_EXERCISE DETAILS_. Locate every line that holds the string "this" and copy it.

_RECORDS SUPPLIED_.

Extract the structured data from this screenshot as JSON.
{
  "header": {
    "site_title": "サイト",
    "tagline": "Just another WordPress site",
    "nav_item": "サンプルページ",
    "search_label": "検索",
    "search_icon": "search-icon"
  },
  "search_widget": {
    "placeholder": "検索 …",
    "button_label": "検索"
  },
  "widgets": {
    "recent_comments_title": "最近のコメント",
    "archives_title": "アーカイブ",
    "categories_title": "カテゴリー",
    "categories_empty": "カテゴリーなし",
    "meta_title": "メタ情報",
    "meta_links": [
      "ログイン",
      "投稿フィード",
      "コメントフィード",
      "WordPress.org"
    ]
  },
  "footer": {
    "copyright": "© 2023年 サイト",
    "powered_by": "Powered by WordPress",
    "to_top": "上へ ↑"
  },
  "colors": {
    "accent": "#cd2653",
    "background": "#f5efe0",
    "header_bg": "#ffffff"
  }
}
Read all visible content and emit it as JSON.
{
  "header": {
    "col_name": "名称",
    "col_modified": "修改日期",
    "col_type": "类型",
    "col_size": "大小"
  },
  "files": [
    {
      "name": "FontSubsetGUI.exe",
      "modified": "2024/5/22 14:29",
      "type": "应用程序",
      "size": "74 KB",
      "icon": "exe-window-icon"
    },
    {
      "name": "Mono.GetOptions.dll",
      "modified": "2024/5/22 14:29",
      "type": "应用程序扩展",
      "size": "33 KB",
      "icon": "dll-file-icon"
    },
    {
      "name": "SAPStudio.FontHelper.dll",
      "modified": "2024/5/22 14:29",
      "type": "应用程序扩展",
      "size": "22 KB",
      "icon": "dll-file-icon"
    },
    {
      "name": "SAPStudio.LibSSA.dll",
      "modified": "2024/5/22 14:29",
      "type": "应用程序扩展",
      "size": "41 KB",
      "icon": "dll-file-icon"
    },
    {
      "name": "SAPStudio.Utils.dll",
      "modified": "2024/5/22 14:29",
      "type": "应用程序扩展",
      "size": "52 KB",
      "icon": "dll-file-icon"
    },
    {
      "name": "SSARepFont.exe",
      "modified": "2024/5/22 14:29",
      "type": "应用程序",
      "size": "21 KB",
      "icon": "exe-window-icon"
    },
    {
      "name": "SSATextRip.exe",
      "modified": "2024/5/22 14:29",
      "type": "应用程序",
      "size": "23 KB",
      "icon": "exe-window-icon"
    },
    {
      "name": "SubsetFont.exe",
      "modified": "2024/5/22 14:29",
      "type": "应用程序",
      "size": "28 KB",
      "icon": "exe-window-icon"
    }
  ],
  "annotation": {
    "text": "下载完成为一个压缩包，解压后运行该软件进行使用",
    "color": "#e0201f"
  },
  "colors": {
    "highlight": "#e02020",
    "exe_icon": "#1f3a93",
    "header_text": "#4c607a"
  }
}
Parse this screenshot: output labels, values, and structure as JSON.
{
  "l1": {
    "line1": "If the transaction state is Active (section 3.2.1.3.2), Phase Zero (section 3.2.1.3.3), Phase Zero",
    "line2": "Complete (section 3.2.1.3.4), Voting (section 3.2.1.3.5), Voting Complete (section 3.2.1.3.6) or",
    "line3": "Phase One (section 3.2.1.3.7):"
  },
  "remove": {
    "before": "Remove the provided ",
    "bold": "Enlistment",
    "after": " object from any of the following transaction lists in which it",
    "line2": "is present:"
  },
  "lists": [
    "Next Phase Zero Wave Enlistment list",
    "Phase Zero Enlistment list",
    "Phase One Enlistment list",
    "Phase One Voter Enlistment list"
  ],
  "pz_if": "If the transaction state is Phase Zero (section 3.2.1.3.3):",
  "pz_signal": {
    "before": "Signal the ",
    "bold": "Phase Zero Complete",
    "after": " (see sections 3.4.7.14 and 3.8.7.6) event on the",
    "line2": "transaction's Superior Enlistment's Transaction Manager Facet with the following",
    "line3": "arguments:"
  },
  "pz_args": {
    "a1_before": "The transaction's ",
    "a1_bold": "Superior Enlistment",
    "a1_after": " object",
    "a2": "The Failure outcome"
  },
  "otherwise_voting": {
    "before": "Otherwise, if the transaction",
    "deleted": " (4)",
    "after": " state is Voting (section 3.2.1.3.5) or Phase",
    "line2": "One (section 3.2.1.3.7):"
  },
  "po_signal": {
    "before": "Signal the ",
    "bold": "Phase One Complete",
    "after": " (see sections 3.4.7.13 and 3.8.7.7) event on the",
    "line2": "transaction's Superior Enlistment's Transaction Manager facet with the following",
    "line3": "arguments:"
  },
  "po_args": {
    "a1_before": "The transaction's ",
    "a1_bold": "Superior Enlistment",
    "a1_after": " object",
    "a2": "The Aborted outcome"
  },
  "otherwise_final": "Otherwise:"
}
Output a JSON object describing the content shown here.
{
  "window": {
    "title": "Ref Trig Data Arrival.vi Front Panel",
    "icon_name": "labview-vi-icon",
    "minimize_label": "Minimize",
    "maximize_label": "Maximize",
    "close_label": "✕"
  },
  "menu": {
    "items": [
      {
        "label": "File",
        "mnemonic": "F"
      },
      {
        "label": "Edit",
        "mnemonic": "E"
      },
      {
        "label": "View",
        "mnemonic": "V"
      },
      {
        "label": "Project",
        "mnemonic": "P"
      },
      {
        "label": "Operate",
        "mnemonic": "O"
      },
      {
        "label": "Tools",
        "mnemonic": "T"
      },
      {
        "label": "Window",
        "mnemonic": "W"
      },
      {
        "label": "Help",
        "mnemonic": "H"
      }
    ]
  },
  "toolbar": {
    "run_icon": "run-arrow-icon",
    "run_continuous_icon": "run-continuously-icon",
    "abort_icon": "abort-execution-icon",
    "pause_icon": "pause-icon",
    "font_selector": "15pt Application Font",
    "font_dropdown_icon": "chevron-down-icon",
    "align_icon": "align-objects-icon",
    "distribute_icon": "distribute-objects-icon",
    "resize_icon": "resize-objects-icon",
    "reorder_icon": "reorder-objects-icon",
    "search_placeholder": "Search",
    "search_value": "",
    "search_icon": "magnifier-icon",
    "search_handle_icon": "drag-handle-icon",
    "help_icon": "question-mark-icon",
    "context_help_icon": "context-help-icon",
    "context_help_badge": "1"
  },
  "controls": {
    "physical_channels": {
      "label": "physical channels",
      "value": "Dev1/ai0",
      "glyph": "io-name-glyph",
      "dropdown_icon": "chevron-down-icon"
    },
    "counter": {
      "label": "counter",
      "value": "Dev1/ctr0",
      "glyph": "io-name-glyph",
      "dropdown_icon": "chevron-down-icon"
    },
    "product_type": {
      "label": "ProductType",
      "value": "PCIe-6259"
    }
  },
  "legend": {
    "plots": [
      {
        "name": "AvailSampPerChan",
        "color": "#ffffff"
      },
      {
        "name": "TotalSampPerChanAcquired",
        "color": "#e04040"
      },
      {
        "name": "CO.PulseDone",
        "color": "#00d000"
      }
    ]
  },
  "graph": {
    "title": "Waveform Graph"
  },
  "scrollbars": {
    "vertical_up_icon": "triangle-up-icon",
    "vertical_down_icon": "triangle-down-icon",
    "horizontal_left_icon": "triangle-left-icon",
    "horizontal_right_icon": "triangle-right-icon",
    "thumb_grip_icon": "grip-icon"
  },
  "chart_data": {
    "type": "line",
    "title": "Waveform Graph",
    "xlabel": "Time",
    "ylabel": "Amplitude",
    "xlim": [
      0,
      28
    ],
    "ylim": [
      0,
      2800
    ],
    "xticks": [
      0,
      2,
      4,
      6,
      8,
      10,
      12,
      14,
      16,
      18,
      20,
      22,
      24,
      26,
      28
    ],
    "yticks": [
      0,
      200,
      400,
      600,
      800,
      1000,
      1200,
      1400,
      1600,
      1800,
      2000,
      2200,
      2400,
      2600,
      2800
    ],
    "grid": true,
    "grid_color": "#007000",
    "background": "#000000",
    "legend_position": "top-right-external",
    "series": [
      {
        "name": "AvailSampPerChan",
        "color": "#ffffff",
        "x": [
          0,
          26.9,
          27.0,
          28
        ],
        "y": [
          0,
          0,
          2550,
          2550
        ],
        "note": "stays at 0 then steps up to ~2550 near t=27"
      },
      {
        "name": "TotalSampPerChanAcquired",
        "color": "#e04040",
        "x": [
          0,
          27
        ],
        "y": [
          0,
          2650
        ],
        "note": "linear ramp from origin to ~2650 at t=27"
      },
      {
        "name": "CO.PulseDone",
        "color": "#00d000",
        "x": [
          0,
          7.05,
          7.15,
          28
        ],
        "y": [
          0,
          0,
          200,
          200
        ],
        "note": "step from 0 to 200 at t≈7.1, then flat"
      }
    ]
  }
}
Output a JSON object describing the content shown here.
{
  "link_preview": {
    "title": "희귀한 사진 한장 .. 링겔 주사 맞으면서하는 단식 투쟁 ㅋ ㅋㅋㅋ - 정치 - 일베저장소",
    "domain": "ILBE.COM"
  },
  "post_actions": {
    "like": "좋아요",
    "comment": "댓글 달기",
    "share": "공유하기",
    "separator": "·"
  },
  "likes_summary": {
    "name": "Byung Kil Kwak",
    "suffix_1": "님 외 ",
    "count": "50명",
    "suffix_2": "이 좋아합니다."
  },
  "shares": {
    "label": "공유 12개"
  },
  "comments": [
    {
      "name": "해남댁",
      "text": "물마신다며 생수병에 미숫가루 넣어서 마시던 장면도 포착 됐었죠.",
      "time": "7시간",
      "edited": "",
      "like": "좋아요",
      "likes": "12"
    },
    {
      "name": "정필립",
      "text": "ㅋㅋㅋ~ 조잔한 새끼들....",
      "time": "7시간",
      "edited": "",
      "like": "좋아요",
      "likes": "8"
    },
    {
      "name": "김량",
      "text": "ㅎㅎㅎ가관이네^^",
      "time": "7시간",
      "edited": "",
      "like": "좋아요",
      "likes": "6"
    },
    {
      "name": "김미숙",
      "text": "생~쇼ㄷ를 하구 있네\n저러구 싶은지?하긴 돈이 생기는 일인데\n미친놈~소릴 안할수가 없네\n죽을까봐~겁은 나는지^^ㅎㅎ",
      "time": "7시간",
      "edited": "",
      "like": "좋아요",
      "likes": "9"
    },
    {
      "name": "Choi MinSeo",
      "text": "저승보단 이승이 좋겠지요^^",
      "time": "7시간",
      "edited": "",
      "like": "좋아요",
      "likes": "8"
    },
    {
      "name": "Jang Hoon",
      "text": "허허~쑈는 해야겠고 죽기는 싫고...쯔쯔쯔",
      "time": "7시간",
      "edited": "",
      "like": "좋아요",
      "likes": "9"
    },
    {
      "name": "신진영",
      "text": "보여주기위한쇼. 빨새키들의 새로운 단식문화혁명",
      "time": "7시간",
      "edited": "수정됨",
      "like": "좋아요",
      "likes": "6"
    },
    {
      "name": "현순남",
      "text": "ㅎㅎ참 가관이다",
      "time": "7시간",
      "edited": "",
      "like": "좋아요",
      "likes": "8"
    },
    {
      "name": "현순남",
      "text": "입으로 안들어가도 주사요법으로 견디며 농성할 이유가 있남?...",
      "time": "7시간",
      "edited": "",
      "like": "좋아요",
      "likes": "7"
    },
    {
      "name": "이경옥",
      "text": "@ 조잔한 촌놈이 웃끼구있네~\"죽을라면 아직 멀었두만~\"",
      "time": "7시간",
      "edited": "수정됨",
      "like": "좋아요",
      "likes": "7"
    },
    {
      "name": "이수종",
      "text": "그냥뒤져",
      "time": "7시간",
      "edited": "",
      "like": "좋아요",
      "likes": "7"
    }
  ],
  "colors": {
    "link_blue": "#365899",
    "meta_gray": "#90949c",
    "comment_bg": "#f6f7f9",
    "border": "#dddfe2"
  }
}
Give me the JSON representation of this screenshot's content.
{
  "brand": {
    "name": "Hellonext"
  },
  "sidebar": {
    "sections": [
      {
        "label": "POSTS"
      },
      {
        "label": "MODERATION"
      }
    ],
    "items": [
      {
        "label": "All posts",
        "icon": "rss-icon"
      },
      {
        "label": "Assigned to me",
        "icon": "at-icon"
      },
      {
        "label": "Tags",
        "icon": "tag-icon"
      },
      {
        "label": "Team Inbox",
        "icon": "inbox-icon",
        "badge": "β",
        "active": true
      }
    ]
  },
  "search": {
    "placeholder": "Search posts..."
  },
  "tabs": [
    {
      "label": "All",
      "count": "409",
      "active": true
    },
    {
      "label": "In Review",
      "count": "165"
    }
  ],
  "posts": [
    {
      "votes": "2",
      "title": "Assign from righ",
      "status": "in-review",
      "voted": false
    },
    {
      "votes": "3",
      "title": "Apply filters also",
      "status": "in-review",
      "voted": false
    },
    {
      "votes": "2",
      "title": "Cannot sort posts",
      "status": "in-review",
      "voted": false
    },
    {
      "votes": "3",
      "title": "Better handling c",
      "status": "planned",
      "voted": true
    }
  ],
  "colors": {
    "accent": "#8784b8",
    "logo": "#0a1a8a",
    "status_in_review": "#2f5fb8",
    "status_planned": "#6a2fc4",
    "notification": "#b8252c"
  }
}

_FULL OUTPUT_.
Extract the structured data from this screenshot as JSON.
Parse this screenshot: output labels, values, and structure as JSON.
Give me the JSON representation of this screenshot's content.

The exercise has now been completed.